- [Set problem]:
Would you output the whole listing below, exactly as it reads?

———

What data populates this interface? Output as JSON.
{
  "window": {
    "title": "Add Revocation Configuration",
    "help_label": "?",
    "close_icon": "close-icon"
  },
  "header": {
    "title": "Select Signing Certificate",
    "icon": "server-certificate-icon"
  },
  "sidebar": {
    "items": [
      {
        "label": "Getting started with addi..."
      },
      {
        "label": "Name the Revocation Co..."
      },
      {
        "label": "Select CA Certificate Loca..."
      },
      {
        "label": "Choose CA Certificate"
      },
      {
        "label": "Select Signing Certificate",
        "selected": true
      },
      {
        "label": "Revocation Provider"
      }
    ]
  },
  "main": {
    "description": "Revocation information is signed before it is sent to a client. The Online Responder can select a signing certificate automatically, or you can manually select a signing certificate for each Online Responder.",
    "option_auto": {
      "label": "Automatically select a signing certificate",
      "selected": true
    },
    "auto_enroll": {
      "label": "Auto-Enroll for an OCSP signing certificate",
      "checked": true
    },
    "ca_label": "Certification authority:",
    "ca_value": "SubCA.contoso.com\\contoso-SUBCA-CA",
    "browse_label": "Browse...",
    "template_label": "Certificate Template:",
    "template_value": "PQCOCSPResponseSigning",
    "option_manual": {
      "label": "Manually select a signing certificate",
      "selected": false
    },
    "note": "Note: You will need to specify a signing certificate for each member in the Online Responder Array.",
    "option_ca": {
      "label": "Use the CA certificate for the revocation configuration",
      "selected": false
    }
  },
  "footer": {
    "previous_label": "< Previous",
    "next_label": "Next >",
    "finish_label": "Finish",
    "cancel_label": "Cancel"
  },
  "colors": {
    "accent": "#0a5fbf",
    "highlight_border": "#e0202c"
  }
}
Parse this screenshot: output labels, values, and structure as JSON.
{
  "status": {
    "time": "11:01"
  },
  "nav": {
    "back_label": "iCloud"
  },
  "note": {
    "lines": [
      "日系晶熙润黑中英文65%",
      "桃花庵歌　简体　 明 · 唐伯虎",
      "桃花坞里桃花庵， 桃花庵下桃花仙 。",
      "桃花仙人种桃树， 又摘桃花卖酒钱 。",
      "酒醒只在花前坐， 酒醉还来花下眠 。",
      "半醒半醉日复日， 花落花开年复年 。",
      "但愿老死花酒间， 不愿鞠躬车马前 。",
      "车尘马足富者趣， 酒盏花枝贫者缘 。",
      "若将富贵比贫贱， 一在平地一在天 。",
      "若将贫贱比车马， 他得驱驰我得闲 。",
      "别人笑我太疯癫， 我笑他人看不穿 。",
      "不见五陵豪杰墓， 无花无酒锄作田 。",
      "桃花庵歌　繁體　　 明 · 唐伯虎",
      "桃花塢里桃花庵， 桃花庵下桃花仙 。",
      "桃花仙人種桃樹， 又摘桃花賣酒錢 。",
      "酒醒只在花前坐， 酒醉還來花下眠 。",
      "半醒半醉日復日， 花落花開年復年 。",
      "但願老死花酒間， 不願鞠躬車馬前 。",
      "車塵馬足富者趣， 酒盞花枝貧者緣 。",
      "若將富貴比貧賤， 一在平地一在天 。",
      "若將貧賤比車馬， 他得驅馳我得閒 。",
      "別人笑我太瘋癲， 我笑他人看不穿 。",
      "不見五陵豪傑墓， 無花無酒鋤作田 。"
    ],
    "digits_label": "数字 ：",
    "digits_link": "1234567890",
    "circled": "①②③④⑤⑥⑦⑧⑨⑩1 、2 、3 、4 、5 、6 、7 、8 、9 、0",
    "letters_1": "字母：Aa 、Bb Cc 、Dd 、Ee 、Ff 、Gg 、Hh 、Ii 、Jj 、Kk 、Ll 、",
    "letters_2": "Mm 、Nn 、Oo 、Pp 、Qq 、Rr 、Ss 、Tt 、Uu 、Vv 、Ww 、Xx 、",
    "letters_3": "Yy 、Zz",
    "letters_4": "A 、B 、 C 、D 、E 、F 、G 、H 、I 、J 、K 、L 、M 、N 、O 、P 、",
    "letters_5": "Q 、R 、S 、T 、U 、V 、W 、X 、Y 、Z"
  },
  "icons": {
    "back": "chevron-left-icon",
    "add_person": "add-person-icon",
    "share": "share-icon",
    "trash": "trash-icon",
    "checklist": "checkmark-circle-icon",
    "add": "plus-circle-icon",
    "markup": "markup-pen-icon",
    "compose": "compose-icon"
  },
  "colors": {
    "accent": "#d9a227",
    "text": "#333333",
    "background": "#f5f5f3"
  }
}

———

- [Answer]:
What data populates this interface? Output as JSON.
{
  "window": {
    "title": "Add Revocation Configuration",
    "help_label": "?",
    "close_icon": "close-icon"
  },
  "header": {
    "title": "Select Signing Certificate",
    "icon": "server-certificate-icon"
  },
  "sidebar": {
    "items": [
      {
        "label": "Getting started with addi..."
      },
      {
        "label": "Name the Revocation Co..."
      },
      {
        "label": "Select CA Certificate Loca..."
      },
      {
        "label": "Choose CA Certificate"
      },
      {
        "label": "Select Signing Certificate",
        "selected": true
      },
      {
        "label": "Revocation Provider"
      }
    ]
  },
  "main": {
    "description": "Revocation information is signed before it is sent to a client. The Online Responder can select a signing certificate automatically, or you can manually select a signing certificate for each Online Responder.",
    "option_auto": {
      "label": "Automatically select a signing certificate",
      "selected": true
    },
    "auto_enroll": {
      "label": "Auto-Enroll for an OCSP signing certificate",
      "checked": true
    },
    "ca_label": "Certification authority:",
    "ca_value": "SubCA.contoso.com\\contoso-SUBCA-CA",
    "browse_label": "Browse...",
    "template_label": "Certificate Template:",
    "template_value": "PQCOCSPResponseSigning",
    "option_manual": {
      "label": "Manually select a signing certificate",
      "selected": false
    },
    "note": "Note: You will need to specify a signing certificate for each member in the Online Responder Array.",
    "option_ca": {
      "label": "Use the CA certificate for the revocation configuration",
      "selected": false
    }
  },
  "footer": {
    "previous_label": "< Previous",
    "next_label": "Next >",
    "finish_label": "Finish",
    "cancel_label": "Cancel"
  },
  "colors": {
    "accent": "#0a5fbf",
    "highlight_border": "#e0202c"
  }
}
Parse this screenshot: output labels, values, and structure as JSON.
{
  "status": {
    "time": "11:01"
  },
  "nav": {
    "back_label": "iCloud"
  },
  "note": {
    "lines": [
      "日系晶熙润黑中英文65%",
      "桃花庵歌　简体　 明 · 唐伯虎",
      "桃花坞里桃花庵， 桃花庵下桃花仙 。",
      "桃花仙人种桃树， 又摘桃花卖酒钱 。",
      "酒醒只在花前坐， 酒醉还来花下眠 。",
      "半醒半醉日复日， 花落花开年复年 。",
      "但愿老死花酒间， 不愿鞠躬车马前 。",
      "车尘马足富者趣， 酒盏花枝贫者缘 。",
      "若将富贵比贫贱， 一在平地一在天 。",
      "若将贫贱比车马， 他得驱驰我得闲 。",
      "别人笑我太疯癫， 我笑他人看不穿 。",
      "不见五陵豪杰墓， 无花无酒锄作田 。",
      "桃花庵歌　繁體　　 明 · 唐伯虎",
      "桃花塢里桃花庵， 桃花庵下桃花仙 。",
      "桃花仙人種桃樹， 又摘桃花賣酒錢 。",
      "酒醒只在花前坐， 酒醉還來花下眠 。",
      "半醒半醉日復日， 花落花開年復年 。",
      "但願老死花酒間， 不願鞠躬車馬前 。",
      "車塵馬足富者趣， 酒盞花枝貧者緣 。",
      "若將富貴比貧賤， 一在平地一在天 。",
      "若將貧賤比車馬， 他得驅馳我得閒 。",
      "別人笑我太瘋癲， 我笑他人看不穿 。",
      "不見五陵豪傑墓， 無花無酒鋤作田 。"
    ],
    "digits_label": "数字 ：",
    "digits_link": "1234567890",
    "circled": "①②③④⑤⑥⑦⑧⑨⑩1 、2 、3 、4 、5 、6 、7 、8 、9 、0",
    "letters_1": "字母：Aa 、Bb Cc 、Dd 、Ee 、Ff 、Gg 、Hh 、Ii 、Jj 、Kk 、Ll 、",
    "letters_2": "Mm 、Nn 、Oo 、Pp 、Qq 、Rr 、Ss 、Tt 、Uu 、Vv 、Ww 、Xx 、",
    "letters_3": "Yy 、Zz",
    "letters_4": "A 、B 、 C 、D 、E 、F 、G 、H 、I 、J 、K 、L 、M 、N 、O 、P 、",
    "letters_5": "Q 、R 、S 、T 、U 、V 、W 、X 、Y 、Z"
  },
  "icons": {
    "back": "chevron-left-icon",
    "add_person": "add-person-icon",
    "share": "share-icon",
    "trash": "trash-icon",
    "checklist": "checkmark-circle-icon",
    "add": "plus-circle-icon",
    "markup": "markup-pen-icon",
    "compose": "compose-icon"
  },
  "colors": {
    "accent": "#d9a227",
    "text": "#333333",
    "background": "#f5f5f3"
  }
}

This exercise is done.